Short exercise:
Please quote every line word for word.

Information supplied:
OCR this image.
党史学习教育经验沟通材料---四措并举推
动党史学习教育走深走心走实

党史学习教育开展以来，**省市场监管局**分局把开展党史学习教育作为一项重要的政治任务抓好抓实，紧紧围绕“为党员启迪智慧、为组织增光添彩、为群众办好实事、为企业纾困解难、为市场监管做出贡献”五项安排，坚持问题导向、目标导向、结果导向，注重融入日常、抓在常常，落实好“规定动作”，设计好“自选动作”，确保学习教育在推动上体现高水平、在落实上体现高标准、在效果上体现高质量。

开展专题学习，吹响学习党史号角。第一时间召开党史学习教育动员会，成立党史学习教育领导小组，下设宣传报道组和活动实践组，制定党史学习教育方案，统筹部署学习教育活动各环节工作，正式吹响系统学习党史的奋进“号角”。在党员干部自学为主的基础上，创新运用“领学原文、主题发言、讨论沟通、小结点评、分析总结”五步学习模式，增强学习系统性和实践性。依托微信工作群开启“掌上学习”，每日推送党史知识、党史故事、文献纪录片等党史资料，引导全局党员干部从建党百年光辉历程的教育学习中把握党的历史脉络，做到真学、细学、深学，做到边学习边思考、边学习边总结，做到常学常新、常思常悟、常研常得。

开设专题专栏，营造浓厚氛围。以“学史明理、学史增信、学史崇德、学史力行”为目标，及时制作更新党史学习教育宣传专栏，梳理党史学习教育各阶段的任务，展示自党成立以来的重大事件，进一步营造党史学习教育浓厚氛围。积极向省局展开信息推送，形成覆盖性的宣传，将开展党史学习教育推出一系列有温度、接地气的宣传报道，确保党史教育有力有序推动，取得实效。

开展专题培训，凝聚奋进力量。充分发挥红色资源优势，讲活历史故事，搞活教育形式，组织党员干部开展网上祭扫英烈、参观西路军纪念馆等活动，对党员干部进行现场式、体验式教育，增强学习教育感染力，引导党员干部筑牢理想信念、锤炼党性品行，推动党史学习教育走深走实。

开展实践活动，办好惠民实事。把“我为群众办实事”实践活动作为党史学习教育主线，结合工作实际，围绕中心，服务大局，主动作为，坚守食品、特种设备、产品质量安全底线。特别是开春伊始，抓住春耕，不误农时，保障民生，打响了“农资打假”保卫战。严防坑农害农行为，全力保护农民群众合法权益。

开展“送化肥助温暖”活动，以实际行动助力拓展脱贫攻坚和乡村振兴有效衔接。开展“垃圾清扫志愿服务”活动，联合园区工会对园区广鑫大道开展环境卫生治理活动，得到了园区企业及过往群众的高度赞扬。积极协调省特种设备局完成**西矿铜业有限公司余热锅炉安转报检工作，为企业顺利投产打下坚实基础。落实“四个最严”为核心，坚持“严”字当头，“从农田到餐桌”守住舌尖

Result for this task:
OCR this image.
党史学习教育经验沟通材料---四措并举推
动党史学习教育走深走心走实

党史学习教育开展以来，**省市场监管局**分局把开展党史学习教育作为一项重要的政治任务抓好抓实，紧紧围绕“为党员启迪智慧、为组织增光添彩、为群众办好实事、为企业纾困解难、为市场监管做出贡献”五项安排，坚持问题导向、目标导向、结果导向，注重融入日常、抓在常常，落实好“规定动作”，设计好“自选动作”，确保学习教育在推动上体现高水平、在落实上体现高标准、在效果上体现高质量。

开展专题学习，吹响学习党史号角。第一时间召开党史学习教育动员会，成立党史学习教育领导小组，下设宣传报道组和活动实践组，制定党史学习教育方案，统筹部署学习教育活动各环节工作，正式吹响系统学习党史的奋进“号角”。在党员干部自学为主的基础上，创新运用“领学原文、主题发言、讨论沟通、小结点评、分析总结”五步学习模式，增强学习系统性和实践性。依托微信工作群开启“掌上学习”，每日推送党史知识、党史故事、文献纪录片等党史资料，引导全局党员干部从建党百年光辉历程的教育学习中把握党的历史脉络，做到真学、细学、深学，做到边学习边思考、边学习边总结，做到常学常新、常思常悟、常研常得。

开设专题专栏，营造浓厚氛围。以“学史明理、学史增信、学史崇德、学史力行”为目标，及时制作更新党史学习教育宣传专栏，梳理党史学习教育各阶段的任务，展示自党成立以来的重大事件，进一步营造党史学习教育浓厚氛围。积极向省局展开信息推送，形成覆盖性的宣传，将开展党史学习教育推出一系列有温度、接地气的宣传报道，确保党史教育有力有序推动，取得实效。

开展专题培训，凝聚奋进力量。充分发挥红色资源优势，讲活历史故事，搞活教育形式，组织党员干部开展网上祭扫英烈、参观西路军纪念馆等活动，对党员干部进行现场式、体验式教育，增强学习教育感染力，引导党员干部筑牢理想信念、锤炼党性品行，推动党史学习教育走深走实。

开展实践活动，办好惠民实事。把“我为群众办实事”实践活动作为党史学习教育主线，结合工作实际，围绕中心，服务大局，主动作为，坚守食品、特种设备、产品质量安全底线。特别是开春伊始，抓住春耕，不误农时，保障民生，打响了“农资打假”保卫战。严防坑农害农行为，全力保护农民群众合法权益。

开展“送化肥助温暖”活动，以实际行动助力拓展脱贫攻坚和乡村振兴有效衔接。开展“垃圾清扫志愿服务”活动，联合园区工会对园区广鑫大道开展环境卫生治理活动，得到了园区企业及过往群众的高度赞扬。积极协调省特种设备局完成**西矿铜业有限公司余热锅炉安转报检工作，为企业顺利投产打下坚实基础。落实“四个最严”为核心，坚持“严”字当头，“从农田到餐桌”守住舌尖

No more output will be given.